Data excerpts
++++++++++

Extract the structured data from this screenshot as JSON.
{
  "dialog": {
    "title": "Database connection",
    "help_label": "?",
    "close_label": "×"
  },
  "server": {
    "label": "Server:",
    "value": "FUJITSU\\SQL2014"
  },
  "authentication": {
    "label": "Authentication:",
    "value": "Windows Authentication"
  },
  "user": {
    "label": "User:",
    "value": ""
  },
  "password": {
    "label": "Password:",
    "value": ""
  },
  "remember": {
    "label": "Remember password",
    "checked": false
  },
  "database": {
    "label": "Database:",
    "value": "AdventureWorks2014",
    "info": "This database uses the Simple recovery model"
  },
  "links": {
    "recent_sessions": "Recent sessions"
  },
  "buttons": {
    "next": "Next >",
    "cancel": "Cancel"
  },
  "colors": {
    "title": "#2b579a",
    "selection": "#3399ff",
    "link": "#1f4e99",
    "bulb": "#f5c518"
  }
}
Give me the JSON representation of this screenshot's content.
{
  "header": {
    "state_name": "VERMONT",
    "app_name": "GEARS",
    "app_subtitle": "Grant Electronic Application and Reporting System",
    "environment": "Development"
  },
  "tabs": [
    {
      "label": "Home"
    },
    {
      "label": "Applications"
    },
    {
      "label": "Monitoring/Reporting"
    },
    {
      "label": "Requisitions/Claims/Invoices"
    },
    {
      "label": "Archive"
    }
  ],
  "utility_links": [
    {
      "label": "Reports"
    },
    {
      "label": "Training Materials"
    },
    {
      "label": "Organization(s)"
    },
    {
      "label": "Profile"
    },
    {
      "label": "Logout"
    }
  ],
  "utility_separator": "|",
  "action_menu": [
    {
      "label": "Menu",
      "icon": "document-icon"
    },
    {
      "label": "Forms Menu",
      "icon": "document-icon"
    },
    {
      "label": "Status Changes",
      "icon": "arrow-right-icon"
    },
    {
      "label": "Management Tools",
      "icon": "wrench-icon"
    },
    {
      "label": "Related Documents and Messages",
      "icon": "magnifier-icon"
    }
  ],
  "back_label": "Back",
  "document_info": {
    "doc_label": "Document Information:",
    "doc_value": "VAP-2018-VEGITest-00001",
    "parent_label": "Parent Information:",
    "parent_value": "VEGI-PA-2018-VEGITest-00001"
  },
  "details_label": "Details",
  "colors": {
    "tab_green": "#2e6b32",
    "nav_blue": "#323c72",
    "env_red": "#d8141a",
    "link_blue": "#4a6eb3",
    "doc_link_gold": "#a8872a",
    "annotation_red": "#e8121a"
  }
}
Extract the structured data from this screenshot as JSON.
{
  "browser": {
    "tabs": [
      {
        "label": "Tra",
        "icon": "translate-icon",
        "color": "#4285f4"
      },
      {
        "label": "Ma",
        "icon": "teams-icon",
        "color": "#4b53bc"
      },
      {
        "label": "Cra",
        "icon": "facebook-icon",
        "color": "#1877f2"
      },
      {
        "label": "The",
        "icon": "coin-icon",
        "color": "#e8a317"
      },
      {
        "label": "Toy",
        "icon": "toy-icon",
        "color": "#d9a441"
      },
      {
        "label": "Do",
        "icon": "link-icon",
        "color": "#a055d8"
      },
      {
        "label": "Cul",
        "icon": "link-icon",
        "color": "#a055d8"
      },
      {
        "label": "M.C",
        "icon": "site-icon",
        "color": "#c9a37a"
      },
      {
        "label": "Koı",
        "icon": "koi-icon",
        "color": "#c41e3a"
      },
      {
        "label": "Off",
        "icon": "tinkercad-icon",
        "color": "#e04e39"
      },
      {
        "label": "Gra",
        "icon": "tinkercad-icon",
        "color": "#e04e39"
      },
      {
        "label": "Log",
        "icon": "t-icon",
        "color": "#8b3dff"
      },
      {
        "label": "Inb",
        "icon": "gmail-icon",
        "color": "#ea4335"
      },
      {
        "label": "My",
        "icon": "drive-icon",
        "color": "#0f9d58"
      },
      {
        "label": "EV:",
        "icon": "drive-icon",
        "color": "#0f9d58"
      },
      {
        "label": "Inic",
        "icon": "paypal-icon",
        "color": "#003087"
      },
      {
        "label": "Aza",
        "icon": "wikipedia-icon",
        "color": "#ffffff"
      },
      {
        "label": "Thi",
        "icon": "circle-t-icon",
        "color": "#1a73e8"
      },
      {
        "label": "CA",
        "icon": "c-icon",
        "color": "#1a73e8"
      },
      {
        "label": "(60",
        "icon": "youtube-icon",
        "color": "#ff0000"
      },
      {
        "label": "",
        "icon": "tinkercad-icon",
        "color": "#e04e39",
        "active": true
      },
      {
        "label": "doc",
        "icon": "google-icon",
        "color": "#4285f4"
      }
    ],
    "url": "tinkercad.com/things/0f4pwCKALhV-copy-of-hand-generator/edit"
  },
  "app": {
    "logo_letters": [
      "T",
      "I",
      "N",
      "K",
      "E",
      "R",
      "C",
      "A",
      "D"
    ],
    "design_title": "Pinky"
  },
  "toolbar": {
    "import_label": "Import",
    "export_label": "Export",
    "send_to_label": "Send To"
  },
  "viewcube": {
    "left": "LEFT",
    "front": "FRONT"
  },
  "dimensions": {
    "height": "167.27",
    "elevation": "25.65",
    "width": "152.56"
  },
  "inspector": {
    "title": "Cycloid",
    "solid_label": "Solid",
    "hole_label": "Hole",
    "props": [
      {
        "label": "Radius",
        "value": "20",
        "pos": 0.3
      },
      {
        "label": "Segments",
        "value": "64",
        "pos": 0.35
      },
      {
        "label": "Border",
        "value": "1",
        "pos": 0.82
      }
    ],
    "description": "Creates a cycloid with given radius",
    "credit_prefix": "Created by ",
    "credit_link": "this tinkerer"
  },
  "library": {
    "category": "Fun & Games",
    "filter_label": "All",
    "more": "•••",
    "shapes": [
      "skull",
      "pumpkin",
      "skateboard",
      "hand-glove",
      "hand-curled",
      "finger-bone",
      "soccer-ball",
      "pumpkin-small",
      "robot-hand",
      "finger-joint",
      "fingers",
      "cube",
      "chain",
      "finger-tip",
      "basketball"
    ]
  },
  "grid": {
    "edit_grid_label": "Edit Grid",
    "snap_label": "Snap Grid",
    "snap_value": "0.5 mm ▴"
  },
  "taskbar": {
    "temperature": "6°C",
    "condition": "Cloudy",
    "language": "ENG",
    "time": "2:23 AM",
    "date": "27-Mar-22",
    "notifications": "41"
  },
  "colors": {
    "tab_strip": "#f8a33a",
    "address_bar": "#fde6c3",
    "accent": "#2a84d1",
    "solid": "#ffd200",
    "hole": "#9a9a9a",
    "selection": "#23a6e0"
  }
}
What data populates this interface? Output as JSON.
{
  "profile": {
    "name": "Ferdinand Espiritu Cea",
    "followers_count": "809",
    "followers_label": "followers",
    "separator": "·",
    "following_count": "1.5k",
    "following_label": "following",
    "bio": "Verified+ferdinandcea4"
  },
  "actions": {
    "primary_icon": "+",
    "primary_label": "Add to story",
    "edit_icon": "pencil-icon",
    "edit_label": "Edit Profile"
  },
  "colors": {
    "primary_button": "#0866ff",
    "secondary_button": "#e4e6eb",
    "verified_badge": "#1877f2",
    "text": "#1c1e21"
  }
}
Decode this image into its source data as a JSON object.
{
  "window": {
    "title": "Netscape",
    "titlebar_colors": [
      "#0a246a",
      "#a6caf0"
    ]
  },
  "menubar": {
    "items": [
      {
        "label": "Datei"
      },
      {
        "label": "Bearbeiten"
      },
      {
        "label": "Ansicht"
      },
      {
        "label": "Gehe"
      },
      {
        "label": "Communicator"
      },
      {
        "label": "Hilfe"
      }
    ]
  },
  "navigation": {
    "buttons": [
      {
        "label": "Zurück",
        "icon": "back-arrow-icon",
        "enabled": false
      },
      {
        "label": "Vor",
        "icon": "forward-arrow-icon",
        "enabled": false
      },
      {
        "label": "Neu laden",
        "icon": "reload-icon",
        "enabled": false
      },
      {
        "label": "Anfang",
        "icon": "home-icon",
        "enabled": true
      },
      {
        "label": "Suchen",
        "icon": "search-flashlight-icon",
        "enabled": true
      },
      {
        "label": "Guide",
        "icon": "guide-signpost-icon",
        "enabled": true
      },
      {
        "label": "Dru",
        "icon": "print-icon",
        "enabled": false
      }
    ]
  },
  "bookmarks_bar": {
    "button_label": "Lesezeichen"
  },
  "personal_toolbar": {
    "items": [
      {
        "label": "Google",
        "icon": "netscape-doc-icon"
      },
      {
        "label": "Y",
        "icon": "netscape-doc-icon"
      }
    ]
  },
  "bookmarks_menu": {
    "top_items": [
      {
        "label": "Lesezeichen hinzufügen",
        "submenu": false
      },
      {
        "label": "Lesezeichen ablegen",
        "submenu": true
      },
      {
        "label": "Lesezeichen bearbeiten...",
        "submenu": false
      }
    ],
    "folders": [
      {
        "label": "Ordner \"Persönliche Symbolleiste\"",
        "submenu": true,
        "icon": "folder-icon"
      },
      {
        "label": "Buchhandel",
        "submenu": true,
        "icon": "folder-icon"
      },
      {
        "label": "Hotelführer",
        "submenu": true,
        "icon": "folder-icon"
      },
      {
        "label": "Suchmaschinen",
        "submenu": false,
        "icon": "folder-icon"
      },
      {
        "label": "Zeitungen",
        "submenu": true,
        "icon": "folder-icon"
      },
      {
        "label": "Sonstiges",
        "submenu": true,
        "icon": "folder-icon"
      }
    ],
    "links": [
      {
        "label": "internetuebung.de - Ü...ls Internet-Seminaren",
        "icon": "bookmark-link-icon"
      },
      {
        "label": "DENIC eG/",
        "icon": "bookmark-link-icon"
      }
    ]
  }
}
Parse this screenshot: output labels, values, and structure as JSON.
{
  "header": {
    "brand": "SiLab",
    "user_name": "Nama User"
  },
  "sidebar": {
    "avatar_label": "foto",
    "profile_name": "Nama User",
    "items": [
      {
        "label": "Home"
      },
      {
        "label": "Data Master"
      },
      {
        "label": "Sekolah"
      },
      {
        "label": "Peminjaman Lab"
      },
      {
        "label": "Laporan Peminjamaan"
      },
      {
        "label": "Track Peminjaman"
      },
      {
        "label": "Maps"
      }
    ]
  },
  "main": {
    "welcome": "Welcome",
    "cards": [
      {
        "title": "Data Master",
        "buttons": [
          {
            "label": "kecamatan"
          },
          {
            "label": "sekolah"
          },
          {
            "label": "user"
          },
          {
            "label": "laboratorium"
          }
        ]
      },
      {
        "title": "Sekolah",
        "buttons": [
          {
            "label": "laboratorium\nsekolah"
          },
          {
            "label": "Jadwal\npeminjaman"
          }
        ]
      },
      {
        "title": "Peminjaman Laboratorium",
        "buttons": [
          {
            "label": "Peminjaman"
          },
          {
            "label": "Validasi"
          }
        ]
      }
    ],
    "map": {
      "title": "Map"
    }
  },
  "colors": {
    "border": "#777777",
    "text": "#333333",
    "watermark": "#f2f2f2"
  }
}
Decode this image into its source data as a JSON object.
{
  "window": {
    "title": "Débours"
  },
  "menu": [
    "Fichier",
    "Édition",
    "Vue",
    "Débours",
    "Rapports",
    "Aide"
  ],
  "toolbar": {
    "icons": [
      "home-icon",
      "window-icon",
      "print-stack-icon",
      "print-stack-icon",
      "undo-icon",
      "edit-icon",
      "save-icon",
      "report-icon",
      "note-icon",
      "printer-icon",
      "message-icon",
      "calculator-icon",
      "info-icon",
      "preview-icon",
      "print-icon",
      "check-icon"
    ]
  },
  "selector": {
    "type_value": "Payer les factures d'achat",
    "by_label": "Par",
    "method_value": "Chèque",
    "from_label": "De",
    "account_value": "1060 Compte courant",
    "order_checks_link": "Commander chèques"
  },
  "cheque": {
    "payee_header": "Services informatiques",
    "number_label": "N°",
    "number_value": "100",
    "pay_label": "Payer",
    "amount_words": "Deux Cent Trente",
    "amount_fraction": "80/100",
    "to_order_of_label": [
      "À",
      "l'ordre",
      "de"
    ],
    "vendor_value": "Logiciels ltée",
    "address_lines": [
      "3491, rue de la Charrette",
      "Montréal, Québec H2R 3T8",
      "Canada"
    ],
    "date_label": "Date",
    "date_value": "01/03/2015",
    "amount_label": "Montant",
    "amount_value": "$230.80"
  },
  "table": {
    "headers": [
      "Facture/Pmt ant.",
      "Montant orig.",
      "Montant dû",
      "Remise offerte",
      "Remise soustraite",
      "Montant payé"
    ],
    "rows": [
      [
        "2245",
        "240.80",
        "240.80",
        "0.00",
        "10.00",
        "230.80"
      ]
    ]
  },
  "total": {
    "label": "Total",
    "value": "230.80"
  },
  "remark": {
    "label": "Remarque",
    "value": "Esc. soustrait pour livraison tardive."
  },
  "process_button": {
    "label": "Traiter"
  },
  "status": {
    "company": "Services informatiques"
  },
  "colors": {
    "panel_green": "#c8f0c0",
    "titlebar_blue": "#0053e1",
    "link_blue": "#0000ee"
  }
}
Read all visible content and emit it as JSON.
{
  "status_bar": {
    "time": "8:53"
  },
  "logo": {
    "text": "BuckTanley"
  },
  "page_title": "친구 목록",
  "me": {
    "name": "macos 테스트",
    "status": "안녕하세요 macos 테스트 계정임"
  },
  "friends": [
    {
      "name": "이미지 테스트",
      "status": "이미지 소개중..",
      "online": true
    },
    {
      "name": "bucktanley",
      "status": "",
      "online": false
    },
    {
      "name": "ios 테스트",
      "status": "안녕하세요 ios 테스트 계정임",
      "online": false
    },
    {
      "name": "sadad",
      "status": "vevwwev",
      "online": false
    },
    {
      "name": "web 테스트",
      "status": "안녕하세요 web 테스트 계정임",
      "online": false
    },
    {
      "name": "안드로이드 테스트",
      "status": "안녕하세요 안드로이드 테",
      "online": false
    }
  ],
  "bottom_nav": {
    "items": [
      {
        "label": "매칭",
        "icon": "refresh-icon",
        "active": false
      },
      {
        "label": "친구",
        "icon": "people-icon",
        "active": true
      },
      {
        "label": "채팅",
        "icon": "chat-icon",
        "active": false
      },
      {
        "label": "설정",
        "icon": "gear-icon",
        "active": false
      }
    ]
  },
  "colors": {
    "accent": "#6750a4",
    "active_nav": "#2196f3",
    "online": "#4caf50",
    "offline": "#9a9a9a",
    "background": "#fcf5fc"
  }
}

++++++++++

Your task is to collect every line above that contains the word "arrow".

> **ANSWER BELOW**:
      "icon": "arrow-right-icon"
        "icon": "back-arrow-icon",
        "icon": "forward-arrow-icon",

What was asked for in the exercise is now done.